- [What needs to be done] Write out each line from the data below that includes the word "identity".

- [Available records]

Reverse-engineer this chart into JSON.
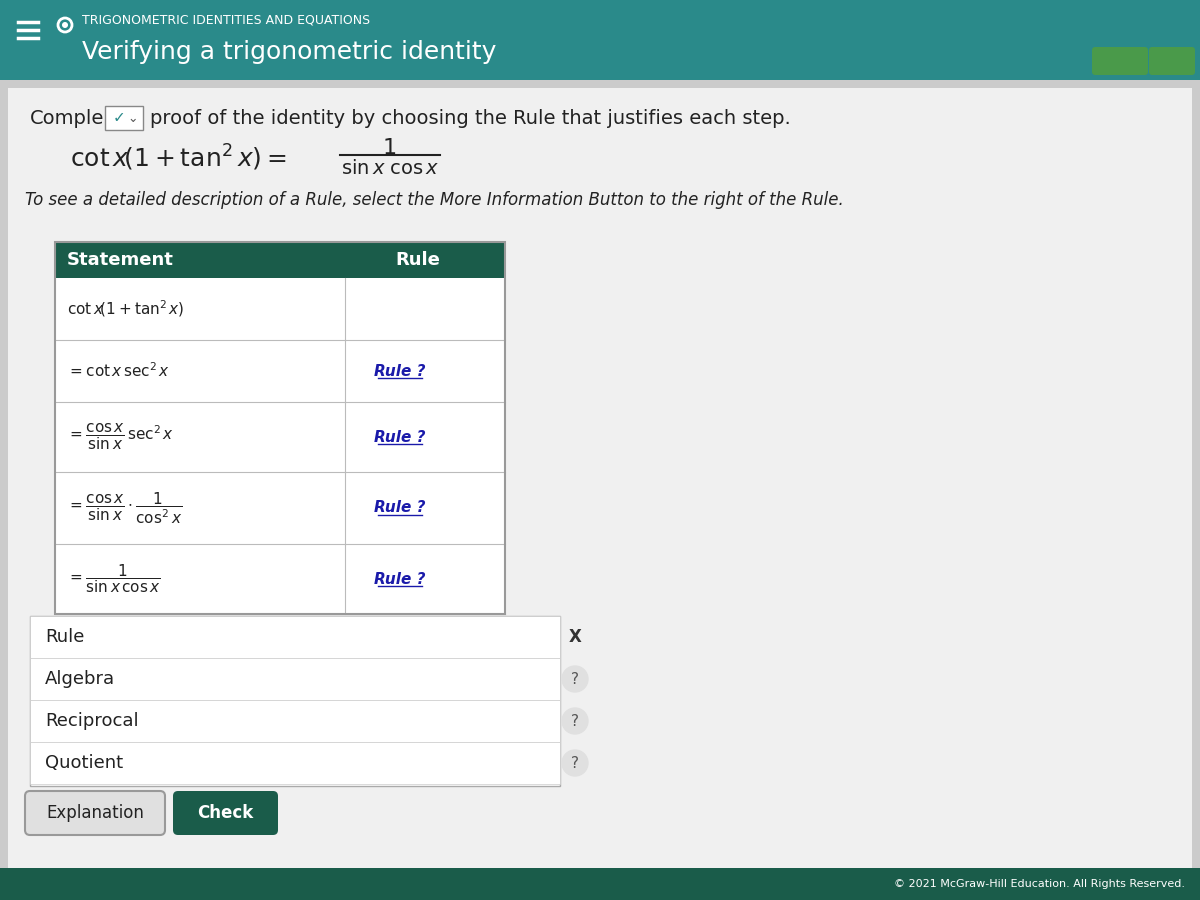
{
  "header_bg": "#2a8a8a",
  "header_subtitle": "TRIGONOMETRIC IDENTITIES AND EQUATIONS",
  "header_title": "Verifying a trigonometric identity",
  "body_bg": "#d0d0d0",
  "table_header_bg": "#1a5c4a",
  "text_color": "#222222",
  "rule_link_color": "#1a1aaa",
  "complete_text": "Comple",
  "proof_text": "proof of the identity by choosing the Rule that justifies each step.",
  "info_text": "To see a detailed description of a Rule, select the More Information Button to the right of the Rule.",
  "col1_header": "Statement",
  "col2_header": "Rule",
  "dropdown_items": [
    "Rule",
    "Algebra",
    "Reciprocal",
    "Quotient"
  ],
  "btn1": "Explanation",
  "btn2": "Check",
  "footer_text": "© 2021 McGraw-Hill Education. All Rights Reserved.",
  "footer_bg": "#1a5c4a",
  "teal_header_bg": "#1e7f8a"
}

- [Correct output]
  "header_title": "Verifying a trigonometric identity",
  "proof_text": "proof of the identity by choosing the Rule that justifies each step.",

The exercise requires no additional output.